## Rows from a dataset
○ ○ ○ ○ ○

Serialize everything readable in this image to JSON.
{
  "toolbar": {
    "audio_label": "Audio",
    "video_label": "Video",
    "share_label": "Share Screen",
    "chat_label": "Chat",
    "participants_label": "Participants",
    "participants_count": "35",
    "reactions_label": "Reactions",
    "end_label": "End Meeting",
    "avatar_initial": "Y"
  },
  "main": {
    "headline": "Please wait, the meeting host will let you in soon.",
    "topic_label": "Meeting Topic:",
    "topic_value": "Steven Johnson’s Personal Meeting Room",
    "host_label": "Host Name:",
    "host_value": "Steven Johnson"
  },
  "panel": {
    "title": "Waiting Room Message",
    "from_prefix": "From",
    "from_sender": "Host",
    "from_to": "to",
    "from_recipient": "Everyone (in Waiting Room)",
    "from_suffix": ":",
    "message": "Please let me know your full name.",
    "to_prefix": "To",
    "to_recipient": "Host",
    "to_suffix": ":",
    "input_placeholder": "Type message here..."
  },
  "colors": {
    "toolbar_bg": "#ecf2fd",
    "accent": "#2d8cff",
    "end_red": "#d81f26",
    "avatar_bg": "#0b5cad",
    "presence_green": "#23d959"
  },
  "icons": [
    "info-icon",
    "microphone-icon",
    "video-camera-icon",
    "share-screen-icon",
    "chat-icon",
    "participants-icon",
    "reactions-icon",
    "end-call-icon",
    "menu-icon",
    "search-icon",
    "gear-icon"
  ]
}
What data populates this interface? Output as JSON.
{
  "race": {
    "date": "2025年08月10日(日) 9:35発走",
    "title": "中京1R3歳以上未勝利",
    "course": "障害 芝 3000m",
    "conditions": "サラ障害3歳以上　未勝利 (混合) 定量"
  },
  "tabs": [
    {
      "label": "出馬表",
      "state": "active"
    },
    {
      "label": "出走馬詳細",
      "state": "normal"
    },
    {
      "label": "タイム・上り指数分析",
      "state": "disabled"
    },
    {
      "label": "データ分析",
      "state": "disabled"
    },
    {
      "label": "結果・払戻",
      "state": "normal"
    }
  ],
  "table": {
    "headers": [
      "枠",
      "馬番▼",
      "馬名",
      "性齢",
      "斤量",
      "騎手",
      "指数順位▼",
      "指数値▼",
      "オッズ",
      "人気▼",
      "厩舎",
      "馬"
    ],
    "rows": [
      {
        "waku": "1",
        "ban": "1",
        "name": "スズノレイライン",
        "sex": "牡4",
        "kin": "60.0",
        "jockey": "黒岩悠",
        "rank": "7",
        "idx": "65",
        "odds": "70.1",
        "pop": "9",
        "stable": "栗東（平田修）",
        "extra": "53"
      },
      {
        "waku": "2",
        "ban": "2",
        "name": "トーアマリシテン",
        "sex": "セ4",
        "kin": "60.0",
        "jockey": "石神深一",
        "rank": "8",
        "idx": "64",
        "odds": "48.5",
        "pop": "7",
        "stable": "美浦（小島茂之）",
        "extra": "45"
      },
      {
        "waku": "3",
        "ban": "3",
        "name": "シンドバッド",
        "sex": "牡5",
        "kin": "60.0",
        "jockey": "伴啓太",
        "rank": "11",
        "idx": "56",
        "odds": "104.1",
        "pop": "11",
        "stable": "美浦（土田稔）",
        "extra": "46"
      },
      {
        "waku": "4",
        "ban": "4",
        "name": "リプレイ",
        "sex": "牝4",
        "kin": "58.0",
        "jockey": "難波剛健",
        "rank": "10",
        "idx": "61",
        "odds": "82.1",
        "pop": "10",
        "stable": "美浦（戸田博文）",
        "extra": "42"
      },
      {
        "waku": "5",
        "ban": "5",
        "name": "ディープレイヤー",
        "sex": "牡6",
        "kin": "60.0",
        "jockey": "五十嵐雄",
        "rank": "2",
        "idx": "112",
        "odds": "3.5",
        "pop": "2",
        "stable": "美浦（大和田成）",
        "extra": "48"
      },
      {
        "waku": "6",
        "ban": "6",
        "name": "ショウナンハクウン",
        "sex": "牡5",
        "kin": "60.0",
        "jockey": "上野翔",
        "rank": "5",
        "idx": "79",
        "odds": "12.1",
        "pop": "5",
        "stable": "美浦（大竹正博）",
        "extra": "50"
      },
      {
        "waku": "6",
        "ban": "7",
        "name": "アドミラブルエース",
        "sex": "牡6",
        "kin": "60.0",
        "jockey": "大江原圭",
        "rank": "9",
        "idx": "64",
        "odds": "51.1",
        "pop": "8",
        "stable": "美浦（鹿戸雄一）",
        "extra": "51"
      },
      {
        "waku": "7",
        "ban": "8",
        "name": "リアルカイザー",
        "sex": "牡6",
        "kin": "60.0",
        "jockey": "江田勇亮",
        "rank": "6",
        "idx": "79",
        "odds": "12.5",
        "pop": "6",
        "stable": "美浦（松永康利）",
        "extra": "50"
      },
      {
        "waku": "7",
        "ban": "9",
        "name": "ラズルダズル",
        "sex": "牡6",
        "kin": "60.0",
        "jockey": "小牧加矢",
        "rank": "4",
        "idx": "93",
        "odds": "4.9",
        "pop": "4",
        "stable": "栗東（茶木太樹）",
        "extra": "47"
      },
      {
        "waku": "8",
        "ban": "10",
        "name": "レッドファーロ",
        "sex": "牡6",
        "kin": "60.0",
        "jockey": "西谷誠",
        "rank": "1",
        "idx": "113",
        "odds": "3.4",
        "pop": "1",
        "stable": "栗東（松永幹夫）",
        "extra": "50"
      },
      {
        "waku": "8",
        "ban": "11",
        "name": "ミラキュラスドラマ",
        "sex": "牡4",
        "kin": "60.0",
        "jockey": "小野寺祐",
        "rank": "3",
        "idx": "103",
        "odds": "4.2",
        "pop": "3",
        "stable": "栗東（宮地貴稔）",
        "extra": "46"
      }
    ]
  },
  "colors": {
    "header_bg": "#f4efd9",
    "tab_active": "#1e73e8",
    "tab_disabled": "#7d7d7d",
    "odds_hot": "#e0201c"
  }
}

○ ○ ○ ○ ○

## Description of the task
Check each line above for the word "waku" and say how many have it, with nothing else.

## Solution
11